CHALLENGE :: Count lines, not occurrences: report how many lines in the records hold the string "this", and nothing else.

TASK INPUT ::
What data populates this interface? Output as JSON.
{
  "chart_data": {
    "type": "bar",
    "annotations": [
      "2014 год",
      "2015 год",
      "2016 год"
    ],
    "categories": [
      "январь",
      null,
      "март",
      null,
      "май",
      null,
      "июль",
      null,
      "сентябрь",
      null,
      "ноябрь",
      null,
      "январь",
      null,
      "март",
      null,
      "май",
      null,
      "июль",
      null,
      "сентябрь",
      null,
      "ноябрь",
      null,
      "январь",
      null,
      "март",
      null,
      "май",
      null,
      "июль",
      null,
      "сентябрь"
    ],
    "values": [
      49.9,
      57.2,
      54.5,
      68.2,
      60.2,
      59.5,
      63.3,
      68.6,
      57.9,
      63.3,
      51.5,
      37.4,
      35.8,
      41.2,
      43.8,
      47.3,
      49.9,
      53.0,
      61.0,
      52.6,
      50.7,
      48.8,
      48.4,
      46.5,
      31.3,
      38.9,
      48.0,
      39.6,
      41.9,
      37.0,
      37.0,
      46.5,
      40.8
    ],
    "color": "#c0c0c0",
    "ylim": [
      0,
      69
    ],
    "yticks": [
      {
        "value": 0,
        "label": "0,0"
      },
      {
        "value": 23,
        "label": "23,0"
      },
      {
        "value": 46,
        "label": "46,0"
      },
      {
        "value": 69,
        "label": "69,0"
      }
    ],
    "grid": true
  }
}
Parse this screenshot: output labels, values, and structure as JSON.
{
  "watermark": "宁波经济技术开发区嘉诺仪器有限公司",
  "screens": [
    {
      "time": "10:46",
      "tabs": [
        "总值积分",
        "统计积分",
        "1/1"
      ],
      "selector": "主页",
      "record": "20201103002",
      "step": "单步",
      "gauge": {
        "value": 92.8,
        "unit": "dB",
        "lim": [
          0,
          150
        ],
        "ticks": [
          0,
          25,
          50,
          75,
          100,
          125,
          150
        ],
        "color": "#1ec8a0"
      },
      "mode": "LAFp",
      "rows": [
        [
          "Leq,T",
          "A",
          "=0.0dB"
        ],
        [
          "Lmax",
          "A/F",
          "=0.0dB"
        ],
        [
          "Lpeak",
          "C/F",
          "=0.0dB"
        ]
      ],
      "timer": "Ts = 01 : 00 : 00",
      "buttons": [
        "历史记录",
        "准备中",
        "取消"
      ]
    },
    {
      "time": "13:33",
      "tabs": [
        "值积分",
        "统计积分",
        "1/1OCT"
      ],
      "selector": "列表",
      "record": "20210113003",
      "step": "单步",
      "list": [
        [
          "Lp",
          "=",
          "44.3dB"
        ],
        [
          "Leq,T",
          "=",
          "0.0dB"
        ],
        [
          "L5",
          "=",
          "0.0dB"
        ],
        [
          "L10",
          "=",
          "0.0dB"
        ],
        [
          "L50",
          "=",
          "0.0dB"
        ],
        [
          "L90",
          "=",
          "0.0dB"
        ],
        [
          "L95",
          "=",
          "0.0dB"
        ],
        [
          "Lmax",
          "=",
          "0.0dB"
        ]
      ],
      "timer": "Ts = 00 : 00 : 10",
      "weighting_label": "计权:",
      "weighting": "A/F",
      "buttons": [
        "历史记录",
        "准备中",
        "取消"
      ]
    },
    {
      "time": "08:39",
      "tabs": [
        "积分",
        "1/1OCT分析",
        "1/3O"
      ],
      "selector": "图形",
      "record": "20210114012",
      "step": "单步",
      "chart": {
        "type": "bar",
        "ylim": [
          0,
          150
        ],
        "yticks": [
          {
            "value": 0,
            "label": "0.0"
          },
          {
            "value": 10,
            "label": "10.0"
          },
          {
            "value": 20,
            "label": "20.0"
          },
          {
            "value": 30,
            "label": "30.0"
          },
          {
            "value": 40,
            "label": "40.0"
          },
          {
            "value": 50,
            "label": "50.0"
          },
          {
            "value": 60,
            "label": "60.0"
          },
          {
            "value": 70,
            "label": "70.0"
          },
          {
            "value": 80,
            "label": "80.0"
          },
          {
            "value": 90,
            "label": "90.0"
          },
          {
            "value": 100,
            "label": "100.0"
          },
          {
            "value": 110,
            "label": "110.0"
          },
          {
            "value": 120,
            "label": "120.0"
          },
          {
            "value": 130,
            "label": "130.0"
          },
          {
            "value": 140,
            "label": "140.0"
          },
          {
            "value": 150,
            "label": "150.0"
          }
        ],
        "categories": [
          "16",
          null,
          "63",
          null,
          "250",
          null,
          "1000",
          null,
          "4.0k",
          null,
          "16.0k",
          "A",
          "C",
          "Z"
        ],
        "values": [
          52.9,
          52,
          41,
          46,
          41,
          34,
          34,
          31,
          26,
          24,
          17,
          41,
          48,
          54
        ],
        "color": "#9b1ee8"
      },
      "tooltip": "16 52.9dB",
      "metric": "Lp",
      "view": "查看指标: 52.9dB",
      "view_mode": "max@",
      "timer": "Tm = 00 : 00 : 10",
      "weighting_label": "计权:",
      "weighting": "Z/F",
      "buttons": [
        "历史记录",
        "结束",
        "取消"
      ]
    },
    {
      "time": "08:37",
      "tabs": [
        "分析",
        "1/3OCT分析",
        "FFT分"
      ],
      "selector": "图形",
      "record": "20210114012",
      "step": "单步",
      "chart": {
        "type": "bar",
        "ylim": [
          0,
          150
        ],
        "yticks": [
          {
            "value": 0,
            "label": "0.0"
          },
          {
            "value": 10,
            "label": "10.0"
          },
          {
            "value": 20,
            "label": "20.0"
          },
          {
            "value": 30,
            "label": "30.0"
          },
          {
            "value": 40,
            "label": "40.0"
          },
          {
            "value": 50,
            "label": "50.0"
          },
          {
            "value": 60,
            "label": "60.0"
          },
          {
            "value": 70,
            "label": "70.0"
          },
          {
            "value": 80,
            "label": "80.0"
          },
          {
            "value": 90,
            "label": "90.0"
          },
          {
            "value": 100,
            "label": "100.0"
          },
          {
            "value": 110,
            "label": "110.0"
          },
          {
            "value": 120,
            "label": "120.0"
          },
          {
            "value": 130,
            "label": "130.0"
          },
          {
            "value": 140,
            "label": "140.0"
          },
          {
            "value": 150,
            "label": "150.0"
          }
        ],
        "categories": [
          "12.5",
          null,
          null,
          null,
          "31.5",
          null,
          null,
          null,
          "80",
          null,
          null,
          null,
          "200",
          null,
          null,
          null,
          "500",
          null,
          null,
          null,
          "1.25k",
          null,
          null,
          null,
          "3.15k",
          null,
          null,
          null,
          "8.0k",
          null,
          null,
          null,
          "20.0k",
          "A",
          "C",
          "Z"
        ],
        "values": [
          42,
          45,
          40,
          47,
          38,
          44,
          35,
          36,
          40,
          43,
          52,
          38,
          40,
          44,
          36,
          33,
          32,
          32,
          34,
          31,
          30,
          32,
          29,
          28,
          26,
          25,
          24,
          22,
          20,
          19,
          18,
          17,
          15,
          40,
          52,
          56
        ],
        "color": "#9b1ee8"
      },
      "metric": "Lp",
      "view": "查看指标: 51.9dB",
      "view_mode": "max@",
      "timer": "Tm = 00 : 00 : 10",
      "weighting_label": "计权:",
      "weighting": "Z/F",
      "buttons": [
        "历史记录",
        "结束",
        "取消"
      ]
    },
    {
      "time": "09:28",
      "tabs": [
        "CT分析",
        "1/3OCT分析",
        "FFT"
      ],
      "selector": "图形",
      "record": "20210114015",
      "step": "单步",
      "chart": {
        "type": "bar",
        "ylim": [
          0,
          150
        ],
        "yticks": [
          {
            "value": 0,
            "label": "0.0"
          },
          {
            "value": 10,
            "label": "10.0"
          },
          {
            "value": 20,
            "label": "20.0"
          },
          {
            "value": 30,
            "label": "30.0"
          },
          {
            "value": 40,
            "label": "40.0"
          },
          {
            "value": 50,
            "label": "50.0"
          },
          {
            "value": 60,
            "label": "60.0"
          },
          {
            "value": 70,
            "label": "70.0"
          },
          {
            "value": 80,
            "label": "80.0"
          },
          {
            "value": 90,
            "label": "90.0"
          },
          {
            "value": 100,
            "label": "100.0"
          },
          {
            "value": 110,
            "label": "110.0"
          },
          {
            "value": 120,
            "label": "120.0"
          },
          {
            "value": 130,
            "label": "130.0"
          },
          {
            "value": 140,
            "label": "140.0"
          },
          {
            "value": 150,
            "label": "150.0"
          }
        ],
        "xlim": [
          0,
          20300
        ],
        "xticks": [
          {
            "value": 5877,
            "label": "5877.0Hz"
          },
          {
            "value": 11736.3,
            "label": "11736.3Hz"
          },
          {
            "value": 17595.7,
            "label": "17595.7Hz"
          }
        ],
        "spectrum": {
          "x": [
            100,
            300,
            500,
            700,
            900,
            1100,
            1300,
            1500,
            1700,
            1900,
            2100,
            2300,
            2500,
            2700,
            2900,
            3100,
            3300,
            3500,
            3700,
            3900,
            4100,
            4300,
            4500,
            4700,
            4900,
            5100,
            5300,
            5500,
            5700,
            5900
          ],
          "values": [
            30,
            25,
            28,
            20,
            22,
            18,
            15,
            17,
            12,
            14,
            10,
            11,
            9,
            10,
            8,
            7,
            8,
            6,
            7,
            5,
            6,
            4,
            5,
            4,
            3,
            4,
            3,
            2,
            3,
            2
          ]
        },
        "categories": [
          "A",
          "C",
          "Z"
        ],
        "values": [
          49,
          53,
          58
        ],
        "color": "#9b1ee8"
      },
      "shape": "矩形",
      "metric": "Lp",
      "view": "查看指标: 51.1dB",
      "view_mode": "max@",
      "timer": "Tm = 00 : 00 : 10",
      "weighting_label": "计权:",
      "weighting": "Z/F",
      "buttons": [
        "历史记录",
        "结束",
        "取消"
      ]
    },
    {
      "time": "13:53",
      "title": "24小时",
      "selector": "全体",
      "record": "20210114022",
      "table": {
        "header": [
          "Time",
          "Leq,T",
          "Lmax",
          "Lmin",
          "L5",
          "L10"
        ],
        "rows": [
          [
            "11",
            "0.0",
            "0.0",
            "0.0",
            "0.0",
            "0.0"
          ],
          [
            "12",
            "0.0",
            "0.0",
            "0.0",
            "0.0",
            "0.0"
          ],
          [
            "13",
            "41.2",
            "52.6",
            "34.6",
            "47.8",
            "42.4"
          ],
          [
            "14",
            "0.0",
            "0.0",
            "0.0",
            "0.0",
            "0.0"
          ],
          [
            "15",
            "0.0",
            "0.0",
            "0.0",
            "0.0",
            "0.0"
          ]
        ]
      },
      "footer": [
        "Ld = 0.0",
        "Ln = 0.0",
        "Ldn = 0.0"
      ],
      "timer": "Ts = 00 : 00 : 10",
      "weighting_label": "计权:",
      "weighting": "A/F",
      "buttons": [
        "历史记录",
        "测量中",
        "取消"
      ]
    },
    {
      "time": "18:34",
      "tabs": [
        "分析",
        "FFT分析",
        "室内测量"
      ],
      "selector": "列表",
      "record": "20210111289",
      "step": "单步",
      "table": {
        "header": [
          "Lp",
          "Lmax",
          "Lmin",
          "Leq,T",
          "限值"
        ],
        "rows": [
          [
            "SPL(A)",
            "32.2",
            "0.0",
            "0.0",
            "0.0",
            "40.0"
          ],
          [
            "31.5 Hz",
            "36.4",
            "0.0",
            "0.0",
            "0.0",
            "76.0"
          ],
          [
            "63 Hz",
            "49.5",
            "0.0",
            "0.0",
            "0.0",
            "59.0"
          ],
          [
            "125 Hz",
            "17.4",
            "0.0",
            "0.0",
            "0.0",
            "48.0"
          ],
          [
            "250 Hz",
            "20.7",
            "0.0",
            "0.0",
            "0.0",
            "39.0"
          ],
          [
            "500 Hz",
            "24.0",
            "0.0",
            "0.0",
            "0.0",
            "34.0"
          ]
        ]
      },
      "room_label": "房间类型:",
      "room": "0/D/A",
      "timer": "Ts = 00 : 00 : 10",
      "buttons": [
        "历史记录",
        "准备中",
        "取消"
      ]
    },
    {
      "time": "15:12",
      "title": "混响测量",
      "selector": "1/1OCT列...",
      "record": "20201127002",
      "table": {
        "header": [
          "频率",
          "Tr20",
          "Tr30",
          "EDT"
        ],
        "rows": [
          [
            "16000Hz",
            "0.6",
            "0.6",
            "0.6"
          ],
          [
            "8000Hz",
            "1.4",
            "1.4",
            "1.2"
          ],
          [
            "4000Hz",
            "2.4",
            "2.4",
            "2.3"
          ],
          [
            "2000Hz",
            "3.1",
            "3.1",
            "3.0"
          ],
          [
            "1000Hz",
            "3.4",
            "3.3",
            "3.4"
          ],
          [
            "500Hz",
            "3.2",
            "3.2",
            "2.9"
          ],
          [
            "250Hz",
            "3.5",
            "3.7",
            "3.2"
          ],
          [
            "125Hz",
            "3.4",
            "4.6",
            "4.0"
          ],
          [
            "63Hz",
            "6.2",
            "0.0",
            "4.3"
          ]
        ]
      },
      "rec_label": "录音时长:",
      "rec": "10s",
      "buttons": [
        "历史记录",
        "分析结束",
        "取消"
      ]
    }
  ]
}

RESPONSE BELOW :: 2